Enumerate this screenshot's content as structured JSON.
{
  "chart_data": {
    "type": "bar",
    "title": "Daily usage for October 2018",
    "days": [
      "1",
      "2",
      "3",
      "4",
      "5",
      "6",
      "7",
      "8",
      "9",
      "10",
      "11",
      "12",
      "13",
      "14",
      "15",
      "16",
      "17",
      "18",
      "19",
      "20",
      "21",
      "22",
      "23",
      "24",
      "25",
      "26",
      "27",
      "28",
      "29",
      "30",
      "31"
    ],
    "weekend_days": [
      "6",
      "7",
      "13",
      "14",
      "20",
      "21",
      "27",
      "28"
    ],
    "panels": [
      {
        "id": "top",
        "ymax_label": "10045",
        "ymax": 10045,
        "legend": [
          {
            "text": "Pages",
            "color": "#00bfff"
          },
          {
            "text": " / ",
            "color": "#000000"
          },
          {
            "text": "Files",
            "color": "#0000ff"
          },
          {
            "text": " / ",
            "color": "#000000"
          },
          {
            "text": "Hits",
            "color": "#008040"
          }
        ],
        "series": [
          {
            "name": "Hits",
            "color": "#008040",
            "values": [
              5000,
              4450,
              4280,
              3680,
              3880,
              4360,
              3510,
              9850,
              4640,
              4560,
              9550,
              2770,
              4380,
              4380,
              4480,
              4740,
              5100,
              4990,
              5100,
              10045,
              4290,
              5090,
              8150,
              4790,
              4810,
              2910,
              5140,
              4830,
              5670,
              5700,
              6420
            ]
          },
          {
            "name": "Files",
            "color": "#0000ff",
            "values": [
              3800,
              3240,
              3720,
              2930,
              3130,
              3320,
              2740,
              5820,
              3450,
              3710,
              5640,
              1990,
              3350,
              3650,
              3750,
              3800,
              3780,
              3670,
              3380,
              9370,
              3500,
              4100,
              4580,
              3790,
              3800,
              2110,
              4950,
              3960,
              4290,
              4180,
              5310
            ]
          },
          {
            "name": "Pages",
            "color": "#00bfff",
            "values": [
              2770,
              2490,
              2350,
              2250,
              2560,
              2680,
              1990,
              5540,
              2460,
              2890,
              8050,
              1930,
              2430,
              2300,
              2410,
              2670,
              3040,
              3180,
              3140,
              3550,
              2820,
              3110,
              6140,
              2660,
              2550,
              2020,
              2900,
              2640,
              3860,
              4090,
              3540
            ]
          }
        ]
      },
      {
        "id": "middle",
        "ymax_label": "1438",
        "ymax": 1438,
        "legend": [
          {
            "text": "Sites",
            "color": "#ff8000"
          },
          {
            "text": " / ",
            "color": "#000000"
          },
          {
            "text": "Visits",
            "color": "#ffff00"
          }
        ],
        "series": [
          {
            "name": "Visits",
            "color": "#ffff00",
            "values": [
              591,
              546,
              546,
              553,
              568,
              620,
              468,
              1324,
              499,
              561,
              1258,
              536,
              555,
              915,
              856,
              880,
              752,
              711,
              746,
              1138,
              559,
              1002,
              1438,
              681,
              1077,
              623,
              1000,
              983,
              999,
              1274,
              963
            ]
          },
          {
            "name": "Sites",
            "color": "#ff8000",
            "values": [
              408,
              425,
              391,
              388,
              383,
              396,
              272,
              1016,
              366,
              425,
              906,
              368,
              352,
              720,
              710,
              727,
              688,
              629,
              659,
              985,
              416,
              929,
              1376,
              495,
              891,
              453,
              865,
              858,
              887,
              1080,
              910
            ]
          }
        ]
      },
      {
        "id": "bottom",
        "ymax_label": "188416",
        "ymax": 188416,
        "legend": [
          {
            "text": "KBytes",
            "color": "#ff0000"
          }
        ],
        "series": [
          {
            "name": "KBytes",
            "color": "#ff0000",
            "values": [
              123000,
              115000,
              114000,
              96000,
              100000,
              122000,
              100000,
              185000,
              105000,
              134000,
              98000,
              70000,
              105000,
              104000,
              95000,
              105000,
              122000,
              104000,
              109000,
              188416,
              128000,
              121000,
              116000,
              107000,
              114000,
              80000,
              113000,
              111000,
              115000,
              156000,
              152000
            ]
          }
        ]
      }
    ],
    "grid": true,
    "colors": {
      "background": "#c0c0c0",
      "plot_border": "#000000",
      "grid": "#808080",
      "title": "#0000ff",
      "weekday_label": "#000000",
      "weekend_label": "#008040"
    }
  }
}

☆ ☆ ☆ ☆

• What is expected: Restate every entry word for word.

• Result of this exercise:
Enumerate this screenshot's content as structured JSON.
{
  "chart_data": {
    "type": "bar",
    "title": "Daily usage for October 2018",
    "days": [
      "1",
      "2",
      "3",
      "4",
      "5",
      "6",
      "7",
      "8",
      "9",
      "10",
      "11",
      "12",
      "13",
      "14",
      "15",
      "16",
      "17",
      "18",
      "19",
      "20",
      "21",
      "22",
      "23",
      "24",
      "25",
      "26",
      "27",
      "28",
      "29",
      "30",
      "31"
    ],
    "weekend_days": [
      "6",
      "7",
      "13",
      "14",
      "20",
      "21",
      "27",
      "28"
    ],
    "panels": [
      {
        "id": "top",
        "ymax_label": "10045",
        "ymax": 10045,
        "legend": [
          {
            "text": "Pages",
            "color": "#00bfff"
          },
          {
            "text": " / ",
            "color": "#000000"
          },
          {
            "text": "Files",
            "color": "#0000ff"
          },
          {
            "text": " / ",
            "color": "#000000"
          },
          {
            "text": "Hits",
            "color": "#008040"
          }
        ],
        "series": [
          {
            "name": "Hits",
            "color": "#008040",
            "values": [
              5000,
              4450,
              4280,
              3680,
              3880,
              4360,
              3510,
              9850,
              4640,
              4560,
              9550,
              2770,
              4380,
              4380,
              4480,
              4740,
              5100,
              4990,
              5100,
              10045,
              4290,
              5090,
              8150,
              4790,
              4810,
              2910,
              5140,
              4830,
              5670,
              5700,
              6420
            ]
          },
          {
            "name": "Files",
            "color": "#0000ff",
            "values": [
              3800,
              3240,
              3720,
              2930,
              3130,
              3320,
              2740,
              5820,
              3450,
              3710,
              5640,
              1990,
              3350,
              3650,
              3750,
              3800,
              3780,
              3670,
              3380,
              9370,
              3500,
              4100,
              4580,
              3790,
              3800,
              2110,
              4950,
              3960,
              4290,
              4180,
              5310
            ]
          },
          {
            "name": "Pages",
            "color": "#00bfff",
            "values": [
              2770,
              2490,
              2350,
              2250,
              2560,
              2680,
              1990,
              5540,
              2460,
              2890,
              8050,
              1930,
              2430,
              2300,
              2410,
              2670,
              3040,
              3180,
              3140,
              3550,
              2820,
              3110,
              6140,
              2660,
              2550,
              2020,
              2900,
              2640,
              3860,
              4090,
              3540
            ]
          }
        ]
      },
      {
        "id": "middle",
        "ymax_label": "1438",
        "ymax": 1438,
        "legend": [
          {
            "text": "Sites",
            "color": "#ff8000"
          },
          {
            "text": " / ",
            "color": "#000000"
          },
          {
            "text": "Visits",
            "color": "#ffff00"
          }
        ],
        "series": [
          {
            "name": "Visits",
            "color": "#ffff00",
            "values": [
              591,
              546,
              546,
              553,
              568,
              620,
              468,
              1324,
              499,
              561,
              1258,
              536,
              555,
              915,
              856,
              880,
              752,
              711,
              746,
              1138,
              559,
              1002,
              1438,
              681,
              1077,
              623,
              1000,
              983,
              999,
              1274,
              963
            ]
          },
          {
            "name": "Sites",
            "color": "#ff8000",
            "values": [
              408,
              425,
              391,
              388,
              383,
              396,
              272,
              1016,
              366,
              425,
              906,
              368,
              352,
              720,
              710,
              727,
              688,
              629,
              659,
              985,
              416,
              929,
              1376,
              495,
              891,
              453,
              865,
              858,
              887,
              1080,
              910
            ]
          }
        ]
      },
      {
        "id": "bottom",
        "ymax_label": "188416",
        "ymax": 188416,
        "legend": [
          {
            "text": "KBytes",
            "color": "#ff0000"
          }
        ],
        "series": [
          {
            "name": "KBytes",
            "color": "#ff0000",
            "values": [
              123000,
              115000,
              114000,
              96000,
              100000,
              122000,
              100000,
              185000,
              105000,
              134000,
              98000,
              70000,
              105000,
              104000,
              95000,
              105000,
              122000,
              104000,
              109000,
              188416,
              128000,
              121000,
              116000,
              107000,
              114000,
              80000,
              113000,
              111000,
              115000,
              156000,
              152000
            ]
          }
        ]
      }
    ],
    "grid": true,
    "colors": {
      "background": "#c0c0c0",
      "plot_border": "#000000",
      "grid": "#808080",
      "title": "#0000ff",
      "weekday_label": "#000000",
      "weekend_label": "#008040"
    }
  }
}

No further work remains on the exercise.